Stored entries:
━━━━━━

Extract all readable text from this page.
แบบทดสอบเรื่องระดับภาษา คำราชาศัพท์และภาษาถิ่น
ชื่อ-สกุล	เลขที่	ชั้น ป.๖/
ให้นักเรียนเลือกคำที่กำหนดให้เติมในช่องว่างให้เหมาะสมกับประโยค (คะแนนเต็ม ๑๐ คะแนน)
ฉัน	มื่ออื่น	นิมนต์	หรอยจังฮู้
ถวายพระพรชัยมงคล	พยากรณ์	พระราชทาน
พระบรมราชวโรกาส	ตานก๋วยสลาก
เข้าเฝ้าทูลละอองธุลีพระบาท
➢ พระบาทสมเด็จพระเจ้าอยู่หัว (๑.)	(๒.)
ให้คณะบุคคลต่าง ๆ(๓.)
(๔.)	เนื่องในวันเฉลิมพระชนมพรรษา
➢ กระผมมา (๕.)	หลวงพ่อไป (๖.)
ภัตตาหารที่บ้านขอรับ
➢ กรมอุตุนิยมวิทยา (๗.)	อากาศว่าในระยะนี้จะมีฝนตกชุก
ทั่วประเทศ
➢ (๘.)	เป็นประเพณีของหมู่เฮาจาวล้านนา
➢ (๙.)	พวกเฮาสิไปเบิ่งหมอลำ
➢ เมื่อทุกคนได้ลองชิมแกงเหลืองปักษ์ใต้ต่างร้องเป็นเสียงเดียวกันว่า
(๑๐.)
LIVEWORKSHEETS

━━━━━━

(Aim of the task)
Would you copy out each line exactly as written?

(Final result)
Extract all readable text from this page.
แบบทดสอบเรื่องระดับภาษา คำราชาศัพท์และภาษาถิ่น
ชื่อ-สกุล	เลขที่	ชั้น ป.๖/
ให้นักเรียนเลือกคำที่กำหนดให้เติมในช่องว่างให้เหมาะสมกับประโยค (คะแนนเต็ม ๑๐ คะแนน)
ฉัน	มื่ออื่น	นิมนต์	หรอยจังฮู้
ถวายพระพรชัยมงคล	พยากรณ์	พระราชทาน
พระบรมราชวโรกาส	ตานก๋วยสลาก
เข้าเฝ้าทูลละอองธุลีพระบาท
➢ พระบาทสมเด็จพระเจ้าอยู่หัว (๑.)	(๒.)
ให้คณะบุคคลต่าง ๆ(๓.)
(๔.)	เนื่องในวันเฉลิมพระชนมพรรษา
➢ กระผมมา (๕.)	หลวงพ่อไป (๖.)
ภัตตาหารที่บ้านขอรับ
➢ กรมอุตุนิยมวิทยา (๗.)	อากาศว่าในระยะนี้จะมีฝนตกชุก
ทั่วประเทศ
➢ (๘.)	เป็นประเพณีของหมู่เฮาจาวล้านนา
➢ (๙.)	พวกเฮาสิไปเบิ่งหมอลำ
➢ เมื่อทุกคนได้ลองชิมแกงเหลืองปักษ์ใต้ต่างร้องเป็นเสียงเดียวกันว่า
(๑๐.)
LIVEWORKSHEETS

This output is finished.